**Extracted information**
━━━

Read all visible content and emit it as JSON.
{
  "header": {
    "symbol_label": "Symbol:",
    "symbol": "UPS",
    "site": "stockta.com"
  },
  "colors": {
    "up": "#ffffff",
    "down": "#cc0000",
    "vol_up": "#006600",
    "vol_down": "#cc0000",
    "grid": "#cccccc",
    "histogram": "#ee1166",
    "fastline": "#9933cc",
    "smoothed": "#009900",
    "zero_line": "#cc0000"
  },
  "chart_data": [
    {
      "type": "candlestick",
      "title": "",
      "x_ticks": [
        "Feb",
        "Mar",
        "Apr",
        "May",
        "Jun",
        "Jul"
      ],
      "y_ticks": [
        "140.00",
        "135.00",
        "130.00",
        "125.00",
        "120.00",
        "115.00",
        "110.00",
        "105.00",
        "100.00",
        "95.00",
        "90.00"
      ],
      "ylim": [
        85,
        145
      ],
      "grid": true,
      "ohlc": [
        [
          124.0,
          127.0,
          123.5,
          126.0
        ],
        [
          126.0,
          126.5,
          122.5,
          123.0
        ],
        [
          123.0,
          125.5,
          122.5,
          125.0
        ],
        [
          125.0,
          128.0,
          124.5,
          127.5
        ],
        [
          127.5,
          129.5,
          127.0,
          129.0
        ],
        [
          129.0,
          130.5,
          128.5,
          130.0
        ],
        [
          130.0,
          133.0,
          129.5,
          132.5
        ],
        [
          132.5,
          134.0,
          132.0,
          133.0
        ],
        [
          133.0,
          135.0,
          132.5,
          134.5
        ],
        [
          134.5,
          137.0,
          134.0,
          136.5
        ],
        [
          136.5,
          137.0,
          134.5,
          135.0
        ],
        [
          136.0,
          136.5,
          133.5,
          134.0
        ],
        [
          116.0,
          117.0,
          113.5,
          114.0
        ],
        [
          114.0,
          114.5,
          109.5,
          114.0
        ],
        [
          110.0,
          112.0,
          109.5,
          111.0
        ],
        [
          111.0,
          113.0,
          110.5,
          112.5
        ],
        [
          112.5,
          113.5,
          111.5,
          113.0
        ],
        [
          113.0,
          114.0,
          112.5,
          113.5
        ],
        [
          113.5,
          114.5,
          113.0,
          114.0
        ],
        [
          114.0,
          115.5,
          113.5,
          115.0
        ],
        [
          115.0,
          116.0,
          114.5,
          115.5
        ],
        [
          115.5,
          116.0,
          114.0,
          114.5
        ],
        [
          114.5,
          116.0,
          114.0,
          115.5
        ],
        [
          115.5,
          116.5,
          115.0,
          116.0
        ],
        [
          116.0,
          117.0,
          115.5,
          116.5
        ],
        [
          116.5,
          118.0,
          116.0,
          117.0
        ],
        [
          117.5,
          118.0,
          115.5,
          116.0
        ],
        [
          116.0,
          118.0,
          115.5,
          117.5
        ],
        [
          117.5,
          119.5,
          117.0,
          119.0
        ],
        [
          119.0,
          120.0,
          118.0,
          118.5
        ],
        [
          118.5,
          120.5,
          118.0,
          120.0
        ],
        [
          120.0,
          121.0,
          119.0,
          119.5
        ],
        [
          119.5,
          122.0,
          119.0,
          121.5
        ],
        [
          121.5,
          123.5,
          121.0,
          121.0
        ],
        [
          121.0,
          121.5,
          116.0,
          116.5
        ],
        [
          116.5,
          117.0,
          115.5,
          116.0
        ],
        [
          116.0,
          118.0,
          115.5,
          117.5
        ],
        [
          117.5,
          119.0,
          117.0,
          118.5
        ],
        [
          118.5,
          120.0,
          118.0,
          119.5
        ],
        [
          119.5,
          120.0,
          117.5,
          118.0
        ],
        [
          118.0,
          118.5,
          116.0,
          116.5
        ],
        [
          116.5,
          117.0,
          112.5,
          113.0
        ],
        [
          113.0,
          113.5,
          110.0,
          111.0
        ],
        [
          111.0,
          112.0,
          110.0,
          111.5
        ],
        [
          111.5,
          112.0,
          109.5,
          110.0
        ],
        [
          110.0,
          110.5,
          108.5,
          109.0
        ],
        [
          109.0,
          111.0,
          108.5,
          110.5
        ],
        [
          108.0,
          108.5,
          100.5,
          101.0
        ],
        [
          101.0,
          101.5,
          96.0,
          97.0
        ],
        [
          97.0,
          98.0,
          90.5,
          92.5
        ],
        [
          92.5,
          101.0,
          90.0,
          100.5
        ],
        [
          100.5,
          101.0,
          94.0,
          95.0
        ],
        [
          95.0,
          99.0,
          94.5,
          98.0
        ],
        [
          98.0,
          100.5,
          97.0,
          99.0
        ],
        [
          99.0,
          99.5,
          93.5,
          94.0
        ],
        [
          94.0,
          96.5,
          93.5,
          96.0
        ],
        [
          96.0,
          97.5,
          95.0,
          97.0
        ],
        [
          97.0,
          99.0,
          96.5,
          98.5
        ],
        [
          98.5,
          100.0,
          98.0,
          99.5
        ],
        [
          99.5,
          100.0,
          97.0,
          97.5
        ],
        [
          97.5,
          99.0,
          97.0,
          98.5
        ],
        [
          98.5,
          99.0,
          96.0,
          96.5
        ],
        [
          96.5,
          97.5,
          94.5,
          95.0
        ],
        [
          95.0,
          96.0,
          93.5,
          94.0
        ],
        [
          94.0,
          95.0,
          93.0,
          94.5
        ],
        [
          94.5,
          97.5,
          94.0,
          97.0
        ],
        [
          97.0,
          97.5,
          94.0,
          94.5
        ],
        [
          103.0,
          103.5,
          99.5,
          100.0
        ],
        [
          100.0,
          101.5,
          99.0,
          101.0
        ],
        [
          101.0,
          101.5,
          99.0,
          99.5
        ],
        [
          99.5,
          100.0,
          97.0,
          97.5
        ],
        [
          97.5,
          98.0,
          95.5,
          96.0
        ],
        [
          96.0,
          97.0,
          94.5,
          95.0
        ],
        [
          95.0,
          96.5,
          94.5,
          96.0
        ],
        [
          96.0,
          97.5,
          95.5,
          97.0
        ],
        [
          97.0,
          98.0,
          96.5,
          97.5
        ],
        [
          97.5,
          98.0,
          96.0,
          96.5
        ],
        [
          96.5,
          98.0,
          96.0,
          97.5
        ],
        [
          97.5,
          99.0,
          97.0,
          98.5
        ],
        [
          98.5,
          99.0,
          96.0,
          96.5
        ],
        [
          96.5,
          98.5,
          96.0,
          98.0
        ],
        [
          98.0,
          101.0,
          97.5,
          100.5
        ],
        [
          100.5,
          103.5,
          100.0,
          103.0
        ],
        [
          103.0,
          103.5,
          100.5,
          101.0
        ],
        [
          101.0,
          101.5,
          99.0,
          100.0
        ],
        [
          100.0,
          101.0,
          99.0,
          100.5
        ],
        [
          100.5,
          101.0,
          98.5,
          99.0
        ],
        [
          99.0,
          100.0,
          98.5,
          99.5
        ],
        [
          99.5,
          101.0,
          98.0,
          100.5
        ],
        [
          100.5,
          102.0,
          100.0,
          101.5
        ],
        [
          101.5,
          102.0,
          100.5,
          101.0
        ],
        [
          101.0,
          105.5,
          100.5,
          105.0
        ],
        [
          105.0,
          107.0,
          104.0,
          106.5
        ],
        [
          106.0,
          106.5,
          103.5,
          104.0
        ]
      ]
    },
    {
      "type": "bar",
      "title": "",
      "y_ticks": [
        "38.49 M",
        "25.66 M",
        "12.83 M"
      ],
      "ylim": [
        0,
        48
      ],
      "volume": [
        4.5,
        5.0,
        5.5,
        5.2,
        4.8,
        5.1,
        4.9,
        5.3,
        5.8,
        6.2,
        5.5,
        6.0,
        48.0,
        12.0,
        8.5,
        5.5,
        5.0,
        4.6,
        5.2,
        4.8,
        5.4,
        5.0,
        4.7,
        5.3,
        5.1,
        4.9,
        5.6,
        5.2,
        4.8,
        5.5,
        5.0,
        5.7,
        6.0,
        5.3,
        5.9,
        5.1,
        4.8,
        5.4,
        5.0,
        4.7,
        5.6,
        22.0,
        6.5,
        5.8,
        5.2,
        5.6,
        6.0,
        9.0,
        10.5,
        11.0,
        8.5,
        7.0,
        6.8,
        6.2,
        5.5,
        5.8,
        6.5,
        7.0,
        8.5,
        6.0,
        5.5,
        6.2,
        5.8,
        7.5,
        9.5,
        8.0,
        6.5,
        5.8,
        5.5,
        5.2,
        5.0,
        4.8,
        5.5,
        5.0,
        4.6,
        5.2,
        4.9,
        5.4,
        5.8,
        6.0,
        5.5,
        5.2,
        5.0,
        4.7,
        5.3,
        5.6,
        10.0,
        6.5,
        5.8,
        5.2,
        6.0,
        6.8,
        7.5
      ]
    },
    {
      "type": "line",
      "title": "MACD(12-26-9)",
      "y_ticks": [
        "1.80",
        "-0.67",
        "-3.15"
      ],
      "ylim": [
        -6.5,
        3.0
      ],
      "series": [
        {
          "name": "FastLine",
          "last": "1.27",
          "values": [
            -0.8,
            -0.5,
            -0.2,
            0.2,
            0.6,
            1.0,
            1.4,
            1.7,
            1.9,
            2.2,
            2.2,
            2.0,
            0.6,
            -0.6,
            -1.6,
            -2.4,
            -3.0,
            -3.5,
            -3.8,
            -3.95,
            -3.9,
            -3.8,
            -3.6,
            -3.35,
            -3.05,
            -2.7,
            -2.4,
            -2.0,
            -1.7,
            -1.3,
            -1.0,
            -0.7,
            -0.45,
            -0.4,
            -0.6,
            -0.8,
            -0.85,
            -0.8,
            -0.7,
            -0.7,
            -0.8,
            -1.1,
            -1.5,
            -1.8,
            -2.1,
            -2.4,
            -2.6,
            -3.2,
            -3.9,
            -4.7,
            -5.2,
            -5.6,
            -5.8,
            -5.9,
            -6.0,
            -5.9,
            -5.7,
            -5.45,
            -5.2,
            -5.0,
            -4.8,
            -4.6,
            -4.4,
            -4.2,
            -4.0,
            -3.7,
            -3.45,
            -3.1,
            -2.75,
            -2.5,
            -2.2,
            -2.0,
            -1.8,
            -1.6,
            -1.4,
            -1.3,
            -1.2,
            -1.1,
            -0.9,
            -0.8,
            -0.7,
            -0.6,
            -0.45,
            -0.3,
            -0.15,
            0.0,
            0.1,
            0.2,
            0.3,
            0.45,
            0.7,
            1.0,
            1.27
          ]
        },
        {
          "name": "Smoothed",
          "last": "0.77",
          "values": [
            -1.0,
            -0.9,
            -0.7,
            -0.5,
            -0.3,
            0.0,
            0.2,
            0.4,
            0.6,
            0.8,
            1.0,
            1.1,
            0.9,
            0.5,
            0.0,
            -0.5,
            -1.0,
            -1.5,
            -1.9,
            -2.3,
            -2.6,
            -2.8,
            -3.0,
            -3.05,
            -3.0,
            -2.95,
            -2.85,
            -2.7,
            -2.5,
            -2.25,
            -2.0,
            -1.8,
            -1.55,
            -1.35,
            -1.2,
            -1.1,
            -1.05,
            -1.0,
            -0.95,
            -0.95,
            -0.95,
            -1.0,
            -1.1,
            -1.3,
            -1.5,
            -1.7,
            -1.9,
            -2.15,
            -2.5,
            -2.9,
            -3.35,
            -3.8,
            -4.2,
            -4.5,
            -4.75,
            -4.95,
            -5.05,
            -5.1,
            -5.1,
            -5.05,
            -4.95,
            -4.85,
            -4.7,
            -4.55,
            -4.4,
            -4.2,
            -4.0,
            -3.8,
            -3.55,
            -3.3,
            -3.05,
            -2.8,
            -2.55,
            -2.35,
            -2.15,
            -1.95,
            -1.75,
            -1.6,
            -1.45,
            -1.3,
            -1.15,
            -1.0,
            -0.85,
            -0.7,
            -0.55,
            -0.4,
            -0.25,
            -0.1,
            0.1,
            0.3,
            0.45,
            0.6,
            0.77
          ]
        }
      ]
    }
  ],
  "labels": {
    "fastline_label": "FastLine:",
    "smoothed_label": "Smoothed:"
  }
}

━━━

Find the lines that include the string "type", then copy each of them.

**Task response**
      "type": "candlestick",
      "type": "bar",
      "type": "line",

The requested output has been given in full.